> [STORED RECORDS]
┄┄┄┄┄┄┄┄┄┄┄┄┄┄┄┄┄┄┄┄
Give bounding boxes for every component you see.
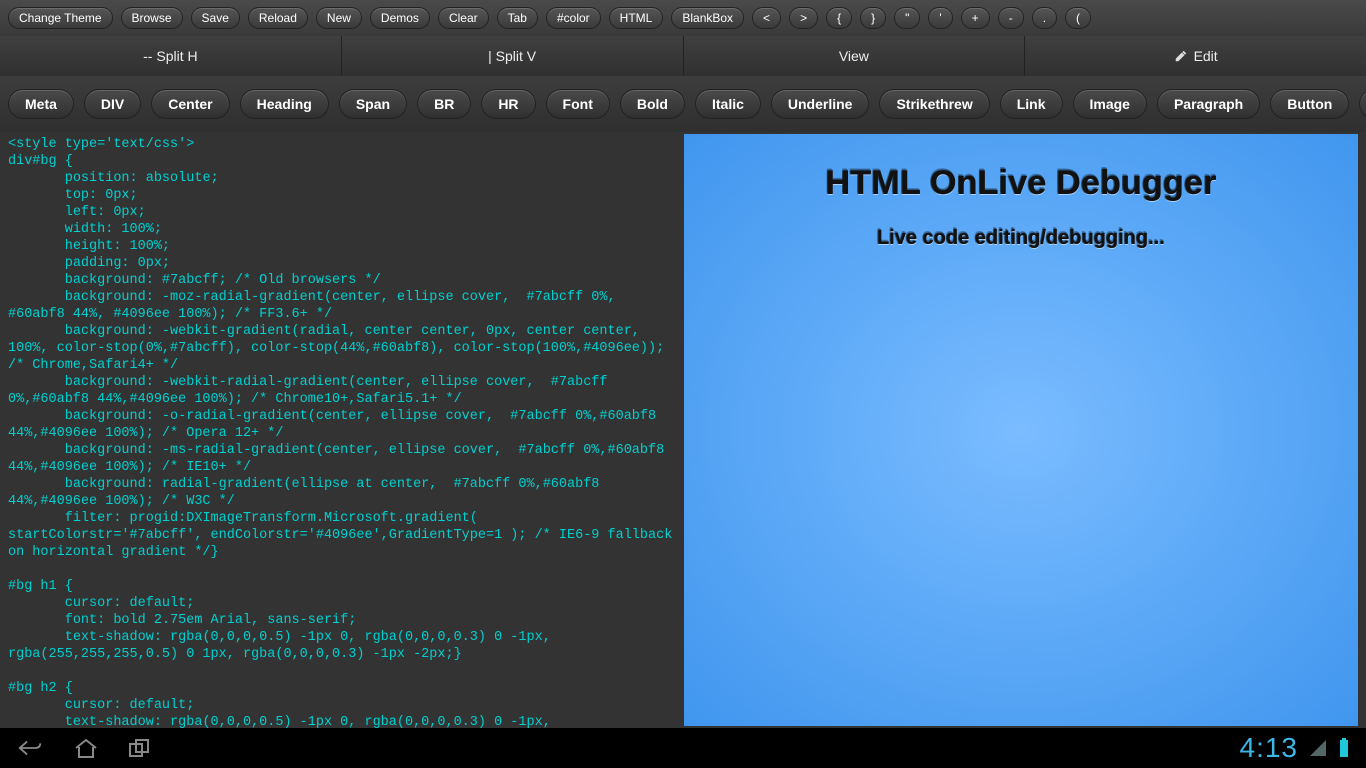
┄┄┄┄┄┄┄┄┄┄┄┄┄┄┄┄┄┄┄┄
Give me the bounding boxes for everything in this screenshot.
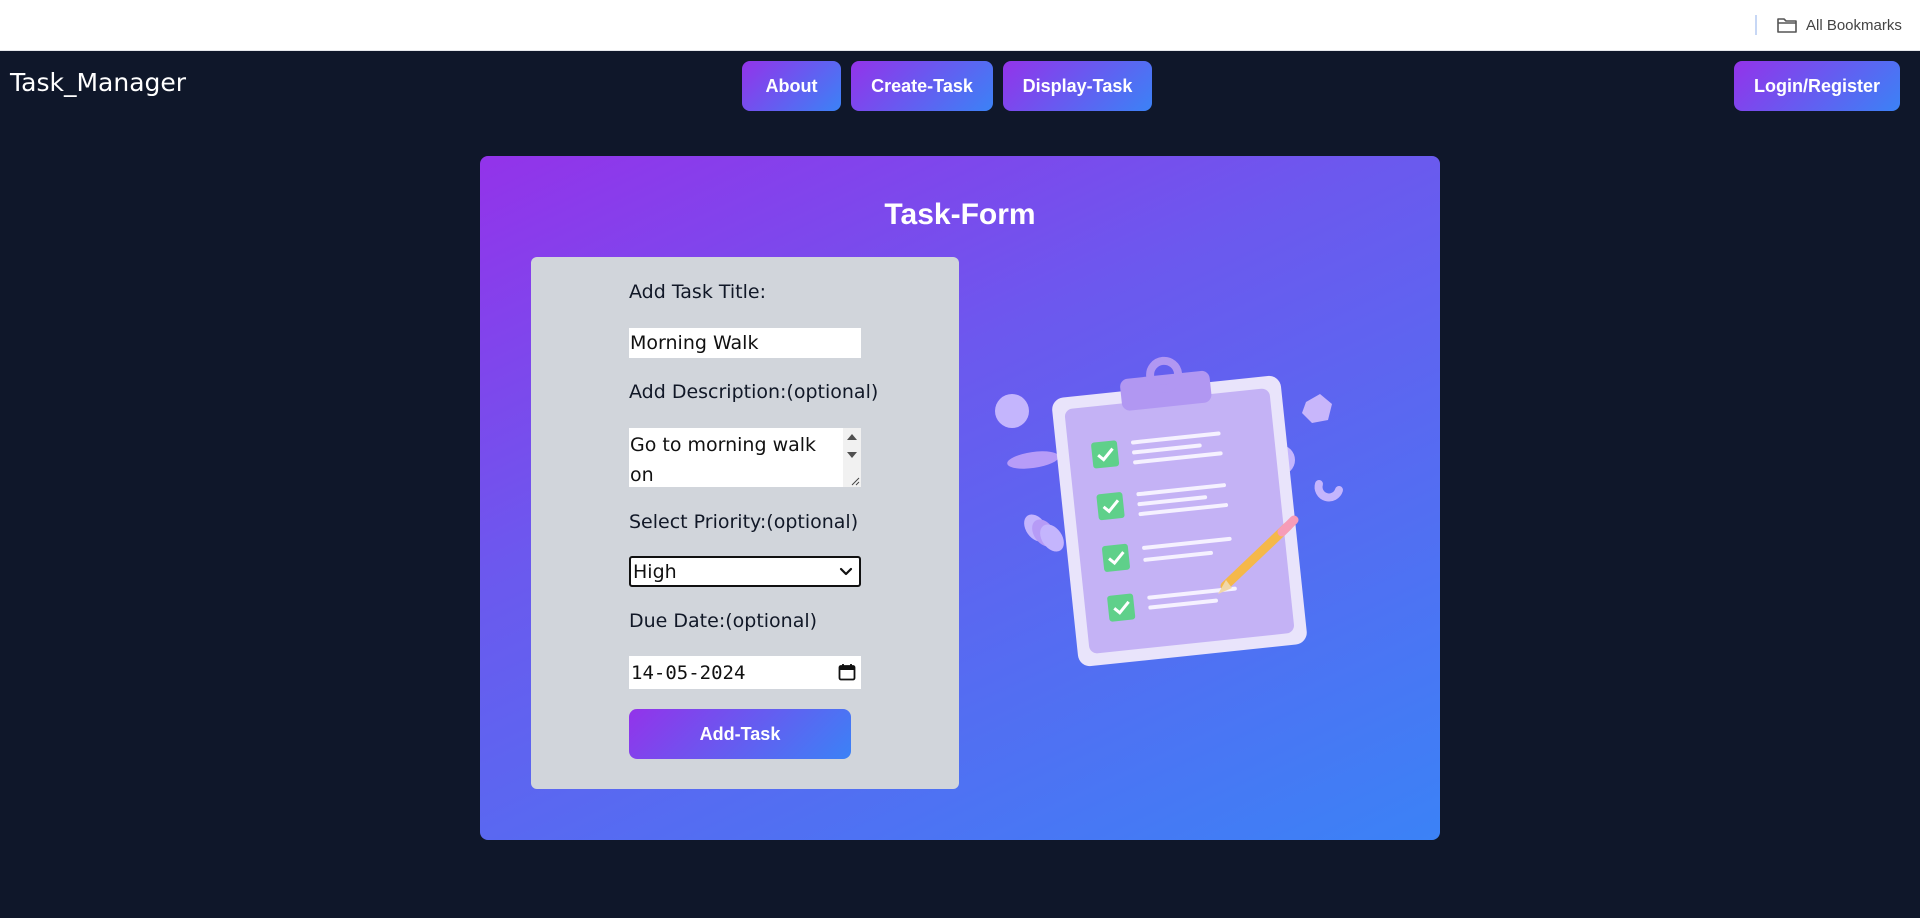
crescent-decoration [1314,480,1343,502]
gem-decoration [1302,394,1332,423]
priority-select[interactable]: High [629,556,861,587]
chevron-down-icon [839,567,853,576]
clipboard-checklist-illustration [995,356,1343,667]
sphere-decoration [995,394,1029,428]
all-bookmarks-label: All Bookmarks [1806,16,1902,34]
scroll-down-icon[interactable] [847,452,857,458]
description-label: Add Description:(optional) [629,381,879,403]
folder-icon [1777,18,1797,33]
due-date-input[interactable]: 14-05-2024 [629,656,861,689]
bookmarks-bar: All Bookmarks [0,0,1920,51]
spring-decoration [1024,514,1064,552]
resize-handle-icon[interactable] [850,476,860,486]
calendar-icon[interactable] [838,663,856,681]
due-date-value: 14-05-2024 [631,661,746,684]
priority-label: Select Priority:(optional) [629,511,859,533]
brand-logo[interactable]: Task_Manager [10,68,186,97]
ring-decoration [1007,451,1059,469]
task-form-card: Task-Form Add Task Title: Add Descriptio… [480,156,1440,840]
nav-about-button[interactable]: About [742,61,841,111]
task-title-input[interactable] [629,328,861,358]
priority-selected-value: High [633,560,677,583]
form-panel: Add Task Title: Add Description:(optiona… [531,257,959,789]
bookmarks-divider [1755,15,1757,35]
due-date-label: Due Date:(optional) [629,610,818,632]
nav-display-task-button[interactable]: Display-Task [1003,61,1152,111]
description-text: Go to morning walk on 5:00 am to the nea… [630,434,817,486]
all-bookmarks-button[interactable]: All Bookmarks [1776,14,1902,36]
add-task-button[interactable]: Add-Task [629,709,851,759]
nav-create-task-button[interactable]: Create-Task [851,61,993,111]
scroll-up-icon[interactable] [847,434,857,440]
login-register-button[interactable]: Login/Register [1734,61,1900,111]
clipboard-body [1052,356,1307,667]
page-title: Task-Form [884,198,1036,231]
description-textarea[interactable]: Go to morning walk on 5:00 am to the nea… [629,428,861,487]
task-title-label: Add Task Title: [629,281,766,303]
┄┄┄┄┄┄┄┄┄┄┄┄┄┄┄┄┄┄┄┄
> [REQUIREMENTS] Transcribe the records above starting with the line that contains "Give me the" and going on through the line that contains "due-date-label: Due Date:(optional)". Leave the pictures out of your answer.

> [WRITTEN ANSWER]
Give me the bounding boxes for everything in this screenshot.
crescent-decoration [1314,480,1343,502]
gem-decoration [1302,394,1332,423]
priority-select[interactable]: High [629,556,861,587]
chevron-down-icon [839,567,853,576]
clipboard-checklist-illustration [995,356,1343,667]
sphere-decoration [995,394,1029,428]
all-bookmarks-label: All Bookmarks [1806,16,1902,34]
scroll-down-icon[interactable] [847,452,857,458]
description-label: Add Description:(optional) [629,381,879,403]
folder-icon [1777,18,1797,33]
due-date-input[interactable]: 14-05-2024 [629,656,861,689]
bookmarks-bar: All Bookmarks [0,0,1920,51]
spring-decoration [1024,514,1064,552]
resize-handle-icon[interactable] [850,476,860,486]
calendar-icon[interactable] [838,663,856,681]
due-date-value: 14-05-2024 [631,661,746,684]
priority-label: Select Priority:(optional) [629,511,859,533]
brand-logo[interactable]: Task_Manager [10,68,186,97]
ring-decoration [1007,451,1059,469]
task-form-card: Task-Form Add Task Title: Add Descriptio… [480,156,1440,840]
nav-about-button[interactable]: About [742,61,841,111]
task-title-input[interactable] [629,328,861,358]
priority-selected-value: High [633,560,677,583]
form-panel: Add Task Title: Add Description:(optiona… [531,257,959,789]
bookmarks-divider [1755,15,1757,35]
due-date-label: Due Date:(optional) [629,610,818,632]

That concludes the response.